RECORD EXCERPTS
-- Begin --

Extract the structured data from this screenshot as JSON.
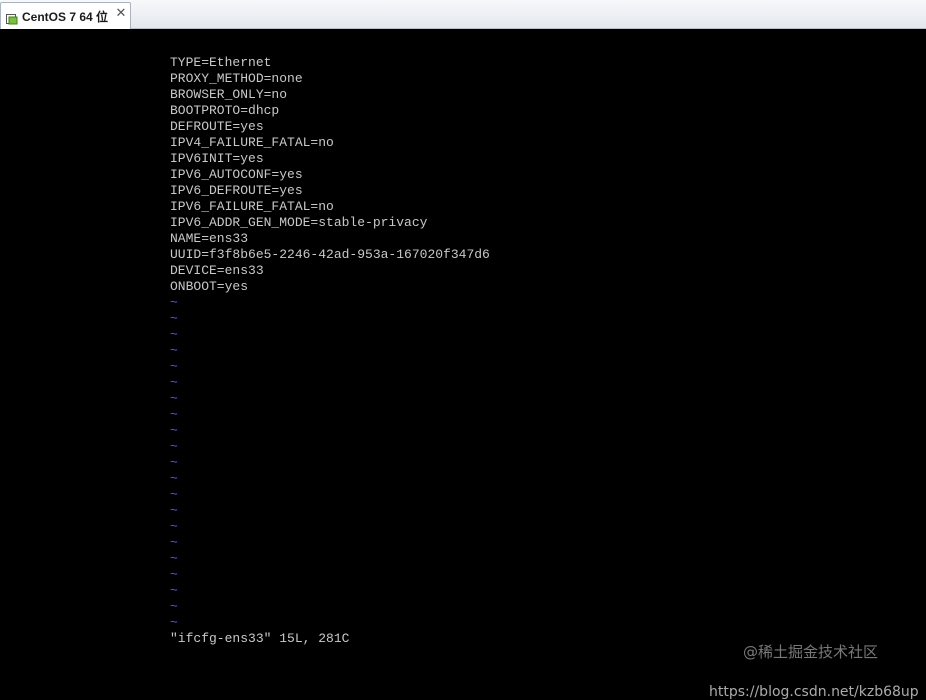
{
  "window": {
    "tab_title": "CentOS 7 64 位",
    "tab_icon": "vm-icon",
    "close_glyph": "✕"
  },
  "file_lines": [
    "TYPE=Ethernet",
    "PROXY_METHOD=none",
    "BROWSER_ONLY=no",
    "BOOTPROTO=dhcp",
    "DEFROUTE=yes",
    "IPV4_FAILURE_FATAL=no",
    "IPV6INIT=yes",
    "IPV6_AUTOCONF=yes",
    "IPV6_DEFROUTE=yes",
    "IPV6_FAILURE_FATAL=no",
    "IPV6_ADDR_GEN_MODE=stable-privacy",
    "NAME=ens33",
    "UUID=f3f8b6e5-2246-42ad-953a-167020f347d6",
    "DEVICE=ens33",
    "ONBOOT=yes"
  ],
  "tilde_glyph": "~",
  "status_line": "\"ifcfg-ens33\" 15L, 281C",
  "watermark": {
    "site": "@稀土掘金技术社区",
    "url": "https://blog.csdn.net/kzb68up"
  },
  "colors": {
    "text": "#c8c8c8",
    "tilde": "#5a5aff",
    "background": "#000000"
  }
}
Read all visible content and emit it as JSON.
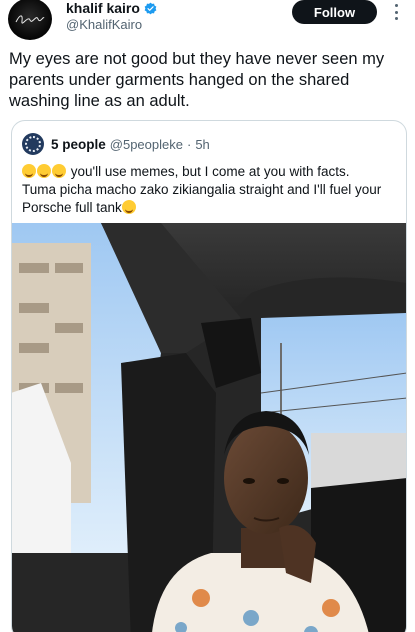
{
  "author": {
    "display_name": "khalif kairo",
    "handle": "@KhalifKairo",
    "verified": true,
    "avatar_icon": "signature-logo-avatar"
  },
  "actions": {
    "follow_label": "Follow",
    "more_icon": "more-vertical-icon"
  },
  "tweet": {
    "text": "My eyes are not good but they have never seen my parents under garments hanged on the shared washing line as an adult."
  },
  "quoted": {
    "display_name": "5 people",
    "handle": "@5peopleke",
    "separator": "·",
    "time": "5h",
    "emoji_prefix": [
      "laughing-emoji",
      "laughing-emoji",
      "laughing-emoji"
    ],
    "line1": "you'll use memes, but I come at you with facts.",
    "line2": "Tuma picha macho zako zikiangalia straight and I'll fuel your Porsche full tank",
    "emoji_suffix": "crying-emoji"
  },
  "colors": {
    "text": "#0f1419",
    "secondary": "#536471",
    "verified_blue": "#1d9bf0",
    "border": "#cfd9de"
  }
}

-- End --

WHAT THIS TASK INVOLVES
Transcribe the whole listing, character for character, but not its images.

EXERCISE RESPONSE
Extract the structured data from this screenshot as JSON.
{
  "window": {
    "tab_title": "CentOS 7 64 位",
    "tab_icon": "vm-icon",
    "close_glyph": "✕"
  },
  "file_lines": [
    "TYPE=Ethernet",
    "PROXY_METHOD=none",
    "BROWSER_ONLY=no",
    "BOOTPROTO=dhcp",
    "DEFROUTE=yes",
    "IPV4_FAILURE_FATAL=no",
    "IPV6INIT=yes",
    "IPV6_AUTOCONF=yes",
    "IPV6_DEFROUTE=yes",
    "IPV6_FAILURE_FATAL=no",
    "IPV6_ADDR_GEN_MODE=stable-privacy",
    "NAME=ens33",
    "UUID=f3f8b6e5-2246-42ad-953a-167020f347d6",
    "DEVICE=ens33",
    "ONBOOT=yes"
  ],
  "tilde_glyph": "~",
  "status_line": "\"ifcfg-ens33\" 15L, 281C",
  "watermark": {
    "site": "@稀土掘金技术社区",
    "url": "https://blog.csdn.net/kzb68up"
  },
  "colors": {
    "text": "#c8c8c8",
    "tilde": "#5a5aff",
    "background": "#000000"
  }
}
Read all visible content and emit it as JSON.
{
  "author": {
    "display_name": "khalif kairo",
    "handle": "@KhalifKairo",
    "verified": true,
    "avatar_icon": "signature-logo-avatar"
  },
  "actions": {
    "follow_label": "Follow",
    "more_icon": "more-vertical-icon"
  },
  "tweet": {
    "text": "My eyes are not good but they have never seen my parents under garments hanged on the shared washing line as an adult."
  },
  "quoted": {
    "display_name": "5 people",
    "handle": "@5peopleke",
    "separator": "·",
    "time": "5h",
    "emoji_prefix": [
      "laughing-emoji",
      "laughing-emoji",
      "laughing-emoji"
    ],
    "line1": "you'll use memes, but I come at you with facts.",
    "line2": "Tuma picha macho zako zikiangalia straight and I'll fuel your Porsche full tank",
    "emoji_suffix": "crying-emoji"
  },
  "colors": {
    "text": "#0f1419",
    "secondary": "#536471",
    "verified_blue": "#1d9bf0",
    "border": "#cfd9de"
  }
}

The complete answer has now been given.